* [Record extracts]

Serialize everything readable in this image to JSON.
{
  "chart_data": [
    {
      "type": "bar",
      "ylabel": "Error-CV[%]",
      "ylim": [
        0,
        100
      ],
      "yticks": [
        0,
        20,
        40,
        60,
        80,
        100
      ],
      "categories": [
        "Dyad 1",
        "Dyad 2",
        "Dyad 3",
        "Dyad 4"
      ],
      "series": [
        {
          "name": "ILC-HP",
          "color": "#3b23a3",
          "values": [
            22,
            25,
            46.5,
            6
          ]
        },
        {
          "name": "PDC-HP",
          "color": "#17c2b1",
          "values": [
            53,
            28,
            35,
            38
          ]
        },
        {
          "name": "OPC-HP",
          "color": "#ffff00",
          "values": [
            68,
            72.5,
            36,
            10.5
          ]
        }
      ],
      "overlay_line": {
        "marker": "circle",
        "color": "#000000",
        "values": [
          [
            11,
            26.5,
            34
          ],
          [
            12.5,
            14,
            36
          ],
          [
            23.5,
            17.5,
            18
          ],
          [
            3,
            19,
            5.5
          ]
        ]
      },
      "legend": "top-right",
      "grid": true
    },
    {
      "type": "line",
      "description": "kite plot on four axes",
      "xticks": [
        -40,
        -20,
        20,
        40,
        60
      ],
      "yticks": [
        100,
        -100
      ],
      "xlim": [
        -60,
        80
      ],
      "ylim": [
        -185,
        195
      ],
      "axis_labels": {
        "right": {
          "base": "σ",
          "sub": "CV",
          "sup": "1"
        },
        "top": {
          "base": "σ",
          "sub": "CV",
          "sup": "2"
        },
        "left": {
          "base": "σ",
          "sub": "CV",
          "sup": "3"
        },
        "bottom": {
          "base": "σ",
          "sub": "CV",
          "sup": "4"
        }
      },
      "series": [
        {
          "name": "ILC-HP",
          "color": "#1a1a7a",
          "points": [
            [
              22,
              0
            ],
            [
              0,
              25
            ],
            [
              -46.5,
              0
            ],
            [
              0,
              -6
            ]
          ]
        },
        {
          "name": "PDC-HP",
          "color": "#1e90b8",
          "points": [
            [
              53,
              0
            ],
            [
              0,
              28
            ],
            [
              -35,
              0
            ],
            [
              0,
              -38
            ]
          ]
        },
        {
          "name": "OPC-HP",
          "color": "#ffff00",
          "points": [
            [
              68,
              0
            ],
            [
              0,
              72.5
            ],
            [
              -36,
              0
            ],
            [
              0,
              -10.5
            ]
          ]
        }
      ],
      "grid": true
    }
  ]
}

* [What you will do] Every entry should be output exactly as written, please.

* [Exercise solution]
Serialize everything readable in this image to JSON.
{
  "chart_data": [
    {
      "type": "bar",
      "ylabel": "Error-CV[%]",
      "ylim": [
        0,
        100
      ],
      "yticks": [
        0,
        20,
        40,
        60,
        80,
        100
      ],
      "categories": [
        "Dyad 1",
        "Dyad 2",
        "Dyad 3",
        "Dyad 4"
      ],
      "series": [
        {
          "name": "ILC-HP",
          "color": "#3b23a3",
          "values": [
            22,
            25,
            46.5,
            6
          ]
        },
        {
          "name": "PDC-HP",
          "color": "#17c2b1",
          "values": [
            53,
            28,
            35,
            38
          ]
        },
        {
          "name": "OPC-HP",
          "color": "#ffff00",
          "values": [
            68,
            72.5,
            36,
            10.5
          ]
        }
      ],
      "overlay_line": {
        "marker": "circle",
        "color": "#000000",
        "values": [
          [
            11,
            26.5,
            34
          ],
          [
            12.5,
            14,
            36
          ],
          [
            23.5,
            17.5,
            18
          ],
          [
            3,
            19,
            5.5
          ]
        ]
      },
      "legend": "top-right",
      "grid": true
    },
    {
      "type": "line",
      "description": "kite plot on four axes",
      "xticks": [
        -40,
        -20,
        20,
        40,
        60
      ],
      "yticks": [
        100,
        -100
      ],
      "xlim": [
        -60,
        80
      ],
      "ylim": [
        -185,
        195
      ],
      "axis_labels": {
        "right": {
          "base": "σ",
          "sub": "CV",
          "sup": "1"
        },
        "top": {
          "base": "σ",
          "sub": "CV",
          "sup": "2"
        },
        "left": {
          "base": "σ",
          "sub": "CV",
          "sup": "3"
        },
        "bottom": {
          "base": "σ",
          "sub": "CV",
          "sup": "4"
        }
      },
      "series": [
        {
          "name": "ILC-HP",
          "color": "#1a1a7a",
          "points": [
            [
              22,
              0
            ],
            [
              0,
              25
            ],
            [
              -46.5,
              0
            ],
            [
              0,
              -6
            ]
          ]
        },
        {
          "name": "PDC-HP",
          "color": "#1e90b8",
          "points": [
            [
              53,
              0
            ],
            [
              0,
              28
            ],
            [
              -35,
              0
            ],
            [
              0,
              -38
            ]
          ]
        },
        {
          "name": "OPC-HP",
          "color": "#ffff00",
          "points": [
            [
              68,
              0
            ],
            [
              0,
              72.5
            ],
            [
              -36,
              0
            ],
            [
              0,
              -10.5
            ]
          ]
        }
      ],
      "grid": true
    }
  ]
}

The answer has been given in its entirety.